====== RECORDS FOR THIS TASK
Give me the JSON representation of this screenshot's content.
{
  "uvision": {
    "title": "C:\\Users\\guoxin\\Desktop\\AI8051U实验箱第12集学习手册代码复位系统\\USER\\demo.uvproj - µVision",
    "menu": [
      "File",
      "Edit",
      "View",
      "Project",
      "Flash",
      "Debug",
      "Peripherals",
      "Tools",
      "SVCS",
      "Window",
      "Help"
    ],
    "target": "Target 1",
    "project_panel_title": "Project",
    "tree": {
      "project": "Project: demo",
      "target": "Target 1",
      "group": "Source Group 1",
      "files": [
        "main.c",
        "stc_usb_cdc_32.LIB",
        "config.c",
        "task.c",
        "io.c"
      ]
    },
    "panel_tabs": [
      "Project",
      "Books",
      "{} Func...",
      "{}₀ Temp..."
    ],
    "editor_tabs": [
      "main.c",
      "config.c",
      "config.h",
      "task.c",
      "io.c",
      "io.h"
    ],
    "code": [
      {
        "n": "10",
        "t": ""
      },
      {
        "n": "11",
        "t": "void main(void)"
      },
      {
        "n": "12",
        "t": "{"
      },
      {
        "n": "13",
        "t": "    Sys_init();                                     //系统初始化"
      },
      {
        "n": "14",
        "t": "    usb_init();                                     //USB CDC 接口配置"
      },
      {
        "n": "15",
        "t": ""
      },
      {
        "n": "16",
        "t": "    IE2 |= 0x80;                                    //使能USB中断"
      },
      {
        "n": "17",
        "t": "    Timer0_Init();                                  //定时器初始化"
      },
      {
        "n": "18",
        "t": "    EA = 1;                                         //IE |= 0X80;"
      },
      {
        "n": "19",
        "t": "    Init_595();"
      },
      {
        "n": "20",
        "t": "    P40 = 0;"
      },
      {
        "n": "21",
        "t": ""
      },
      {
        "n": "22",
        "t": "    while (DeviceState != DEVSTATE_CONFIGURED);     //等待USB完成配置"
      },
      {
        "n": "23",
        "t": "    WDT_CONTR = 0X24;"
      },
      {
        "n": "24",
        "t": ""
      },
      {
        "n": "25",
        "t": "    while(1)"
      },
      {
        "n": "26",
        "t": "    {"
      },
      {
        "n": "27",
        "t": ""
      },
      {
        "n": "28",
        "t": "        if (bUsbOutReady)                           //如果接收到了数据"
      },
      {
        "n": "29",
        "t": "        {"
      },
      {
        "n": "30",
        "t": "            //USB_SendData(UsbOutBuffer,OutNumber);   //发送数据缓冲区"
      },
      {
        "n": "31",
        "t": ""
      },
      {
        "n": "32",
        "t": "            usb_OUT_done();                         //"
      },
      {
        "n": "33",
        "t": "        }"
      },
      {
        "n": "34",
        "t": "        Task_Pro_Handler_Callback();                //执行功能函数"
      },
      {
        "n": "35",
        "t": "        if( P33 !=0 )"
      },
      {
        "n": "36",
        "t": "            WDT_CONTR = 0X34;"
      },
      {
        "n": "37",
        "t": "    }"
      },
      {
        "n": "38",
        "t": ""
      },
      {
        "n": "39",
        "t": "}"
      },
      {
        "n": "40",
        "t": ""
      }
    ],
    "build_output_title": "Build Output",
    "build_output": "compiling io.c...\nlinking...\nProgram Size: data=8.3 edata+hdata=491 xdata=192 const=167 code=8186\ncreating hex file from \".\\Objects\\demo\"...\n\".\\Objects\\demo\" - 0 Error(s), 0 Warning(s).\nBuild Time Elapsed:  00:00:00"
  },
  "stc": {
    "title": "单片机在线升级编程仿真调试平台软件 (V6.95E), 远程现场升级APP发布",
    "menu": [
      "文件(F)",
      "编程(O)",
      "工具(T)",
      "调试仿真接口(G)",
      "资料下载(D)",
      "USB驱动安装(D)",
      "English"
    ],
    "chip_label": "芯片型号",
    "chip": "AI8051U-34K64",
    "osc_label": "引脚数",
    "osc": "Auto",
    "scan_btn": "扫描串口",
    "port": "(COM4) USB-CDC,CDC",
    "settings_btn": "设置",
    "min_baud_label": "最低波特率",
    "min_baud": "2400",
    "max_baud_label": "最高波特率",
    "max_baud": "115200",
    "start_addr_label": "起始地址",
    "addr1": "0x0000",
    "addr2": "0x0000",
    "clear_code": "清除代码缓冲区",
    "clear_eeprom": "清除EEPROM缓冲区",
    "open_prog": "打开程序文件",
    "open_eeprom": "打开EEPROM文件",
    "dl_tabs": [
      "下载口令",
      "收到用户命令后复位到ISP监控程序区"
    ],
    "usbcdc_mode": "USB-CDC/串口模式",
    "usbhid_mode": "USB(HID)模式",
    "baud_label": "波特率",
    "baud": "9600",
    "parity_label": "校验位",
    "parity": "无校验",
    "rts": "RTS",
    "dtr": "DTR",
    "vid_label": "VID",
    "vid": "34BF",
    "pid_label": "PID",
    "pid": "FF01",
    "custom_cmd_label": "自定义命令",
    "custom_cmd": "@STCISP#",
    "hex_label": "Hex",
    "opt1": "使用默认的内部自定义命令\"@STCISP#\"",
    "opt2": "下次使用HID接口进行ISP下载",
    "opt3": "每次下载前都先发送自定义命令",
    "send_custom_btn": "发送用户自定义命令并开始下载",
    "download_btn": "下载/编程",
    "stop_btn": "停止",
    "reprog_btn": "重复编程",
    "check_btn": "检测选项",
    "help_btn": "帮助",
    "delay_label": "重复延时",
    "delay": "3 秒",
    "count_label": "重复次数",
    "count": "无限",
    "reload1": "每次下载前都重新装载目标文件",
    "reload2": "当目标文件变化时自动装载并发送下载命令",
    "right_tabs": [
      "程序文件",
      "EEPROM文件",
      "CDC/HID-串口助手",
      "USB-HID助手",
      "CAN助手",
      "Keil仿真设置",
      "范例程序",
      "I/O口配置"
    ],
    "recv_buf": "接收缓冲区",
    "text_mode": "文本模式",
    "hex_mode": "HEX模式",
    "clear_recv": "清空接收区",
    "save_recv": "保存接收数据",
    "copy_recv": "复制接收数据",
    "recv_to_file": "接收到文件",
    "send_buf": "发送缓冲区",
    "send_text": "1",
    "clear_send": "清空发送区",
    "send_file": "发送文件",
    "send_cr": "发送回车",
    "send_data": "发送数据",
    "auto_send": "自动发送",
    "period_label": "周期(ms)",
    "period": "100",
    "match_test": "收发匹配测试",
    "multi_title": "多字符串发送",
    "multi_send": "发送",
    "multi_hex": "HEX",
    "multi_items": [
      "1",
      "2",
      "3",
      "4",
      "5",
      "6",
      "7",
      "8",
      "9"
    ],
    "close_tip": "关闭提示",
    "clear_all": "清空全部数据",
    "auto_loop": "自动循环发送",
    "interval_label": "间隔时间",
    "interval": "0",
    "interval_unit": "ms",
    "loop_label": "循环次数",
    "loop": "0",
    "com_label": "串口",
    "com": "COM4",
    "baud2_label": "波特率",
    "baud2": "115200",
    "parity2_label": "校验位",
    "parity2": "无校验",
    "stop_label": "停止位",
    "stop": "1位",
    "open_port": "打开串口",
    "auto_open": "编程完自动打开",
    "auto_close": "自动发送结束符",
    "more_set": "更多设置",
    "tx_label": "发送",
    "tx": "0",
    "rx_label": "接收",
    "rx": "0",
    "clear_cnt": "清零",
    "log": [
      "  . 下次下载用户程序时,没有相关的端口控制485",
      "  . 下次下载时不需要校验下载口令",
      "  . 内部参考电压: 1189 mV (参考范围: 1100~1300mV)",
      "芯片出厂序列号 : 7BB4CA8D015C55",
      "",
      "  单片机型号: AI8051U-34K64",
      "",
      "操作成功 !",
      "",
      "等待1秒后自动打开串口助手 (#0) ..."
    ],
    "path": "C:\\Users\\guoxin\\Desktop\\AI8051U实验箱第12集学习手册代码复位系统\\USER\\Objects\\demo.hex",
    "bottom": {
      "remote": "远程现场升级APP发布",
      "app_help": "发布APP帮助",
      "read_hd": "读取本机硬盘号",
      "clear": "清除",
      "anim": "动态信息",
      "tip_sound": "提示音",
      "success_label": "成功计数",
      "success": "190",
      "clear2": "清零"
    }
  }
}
============
| EXERCISE BRIEF |
Reproduce every line of the listing above in which the string "远程现场升级APP发布" appears.

| EXERCISE RESULT |
    "title": "单片机在线升级编程仿真调试平台软件 (V6.95E), 远程现场升级APP发布",
      "remote": "远程现场升级APP发布",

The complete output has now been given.